[START OF Given information]

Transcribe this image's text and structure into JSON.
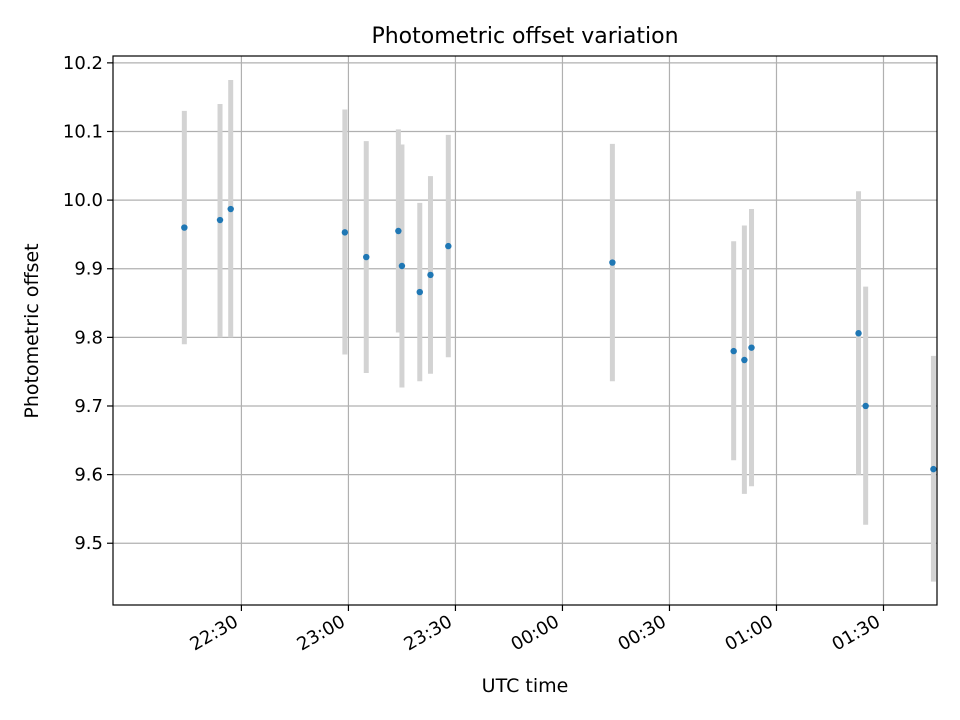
{
  "chart_data": {
    "type": "scatter",
    "title": "Photometric offset variation",
    "xlabel": "UTC time",
    "ylabel": "Photometric offset",
    "x_tick_labels": [
      "22:30",
      "23:00",
      "23:30",
      "00:00",
      "00:30",
      "01:00",
      "01:30"
    ],
    "y_tick_labels": [
      "9.5",
      "9.6",
      "9.7",
      "9.8",
      "9.9",
      "10.0",
      "10.1",
      "10.2"
    ],
    "ylim": [
      9.41,
      10.21
    ],
    "grid": true,
    "colors": {
      "point": "#1f77b4",
      "errorbar": "#d3d3d3",
      "grid": "#b0b0b0"
    },
    "series": [
      {
        "points": [
          {
            "x": "22:14",
            "y": 9.96,
            "err_low": 9.79,
            "err_high": 10.13
          },
          {
            "x": "22:24",
            "y": 9.971,
            "err_low": 9.8,
            "err_high": 10.14
          },
          {
            "x": "22:27",
            "y": 9.987,
            "err_low": 9.8,
            "err_high": 10.175
          },
          {
            "x": "22:59",
            "y": 9.953,
            "err_low": 9.775,
            "err_high": 10.132
          },
          {
            "x": "23:05",
            "y": 9.917,
            "err_low": 9.748,
            "err_high": 10.086
          },
          {
            "x": "23:14",
            "y": 9.955,
            "err_low": 9.807,
            "err_high": 10.103
          },
          {
            "x": "23:15",
            "y": 9.904,
            "err_low": 9.727,
            "err_high": 10.081
          },
          {
            "x": "23:20",
            "y": 9.866,
            "err_low": 9.736,
            "err_high": 9.996
          },
          {
            "x": "23:23",
            "y": 9.891,
            "err_low": 9.747,
            "err_high": 10.035
          },
          {
            "x": "23:28",
            "y": 9.933,
            "err_low": 9.771,
            "err_high": 10.095
          },
          {
            "x": "00:14",
            "y": 9.909,
            "err_low": 9.736,
            "err_high": 10.082
          },
          {
            "x": "00:48",
            "y": 9.78,
            "err_low": 9.621,
            "err_high": 9.94
          },
          {
            "x": "00:51",
            "y": 9.767,
            "err_low": 9.572,
            "err_high": 9.963
          },
          {
            "x": "00:53",
            "y": 9.785,
            "err_low": 9.583,
            "err_high": 9.987
          },
          {
            "x": "01:23",
            "y": 9.806,
            "err_low": 9.6,
            "err_high": 10.013
          },
          {
            "x": "01:25",
            "y": 9.7,
            "err_low": 9.527,
            "err_high": 9.874
          },
          {
            "x": "01:44",
            "y": 9.608,
            "err_low": 9.444,
            "err_high": 9.773
          }
        ]
      }
    ]
  }
}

[END OF Given information]

Transcribe the listing in full. Omit the pictures and keep every line exact.

▶ Completed task:
Transcribe this image's text and structure into JSON.
{
  "chart_data": {
    "type": "scatter",
    "title": "Photometric offset variation",
    "xlabel": "UTC time",
    "ylabel": "Photometric offset",
    "x_tick_labels": [
      "22:30",
      "23:00",
      "23:30",
      "00:00",
      "00:30",
      "01:00",
      "01:30"
    ],
    "y_tick_labels": [
      "9.5",
      "9.6",
      "9.7",
      "9.8",
      "9.9",
      "10.0",
      "10.1",
      "10.2"
    ],
    "ylim": [
      9.41,
      10.21
    ],
    "grid": true,
    "colors": {
      "point": "#1f77b4",
      "errorbar": "#d3d3d3",
      "grid": "#b0b0b0"
    },
    "series": [
      {
        "points": [
          {
            "x": "22:14",
            "y": 9.96,
            "err_low": 9.79,
            "err_high": 10.13
          },
          {
            "x": "22:24",
            "y": 9.971,
            "err_low": 9.8,
            "err_high": 10.14
          },
          {
            "x": "22:27",
            "y": 9.987,
            "err_low": 9.8,
            "err_high": 10.175
          },
          {
            "x": "22:59",
            "y": 9.953,
            "err_low": 9.775,
            "err_high": 10.132
          },
          {
            "x": "23:05",
            "y": 9.917,
            "err_low": 9.748,
            "err_high": 10.086
          },
          {
            "x": "23:14",
            "y": 9.955,
            "err_low": 9.807,
            "err_high": 10.103
          },
          {
            "x": "23:15",
            "y": 9.904,
            "err_low": 9.727,
            "err_high": 10.081
          },
          {
            "x": "23:20",
            "y": 9.866,
            "err_low": 9.736,
            "err_high": 9.996
          },
          {
            "x": "23:23",
            "y": 9.891,
            "err_low": 9.747,
            "err_high": 10.035
          },
          {
            "x": "23:28",
            "y": 9.933,
            "err_low": 9.771,
            "err_high": 10.095
          },
          {
            "x": "00:14",
            "y": 9.909,
            "err_low": 9.736,
            "err_high": 10.082
          },
          {
            "x": "00:48",
            "y": 9.78,
            "err_low": 9.621,
            "err_high": 9.94
          },
          {
            "x": "00:51",
            "y": 9.767,
            "err_low": 9.572,
            "err_high": 9.963
          },
          {
            "x": "00:53",
            "y": 9.785,
            "err_low": 9.583,
            "err_high": 9.987
          },
          {
            "x": "01:23",
            "y": 9.806,
            "err_low": 9.6,
            "err_high": 10.013
          },
          {
            "x": "01:25",
            "y": 9.7,
            "err_low": 9.527,
            "err_high": 9.874
          },
          {
            "x": "01:44",
            "y": 9.608,
            "err_low": 9.444,
            "err_high": 9.773
          }
        ]
      }
    ]
  }
}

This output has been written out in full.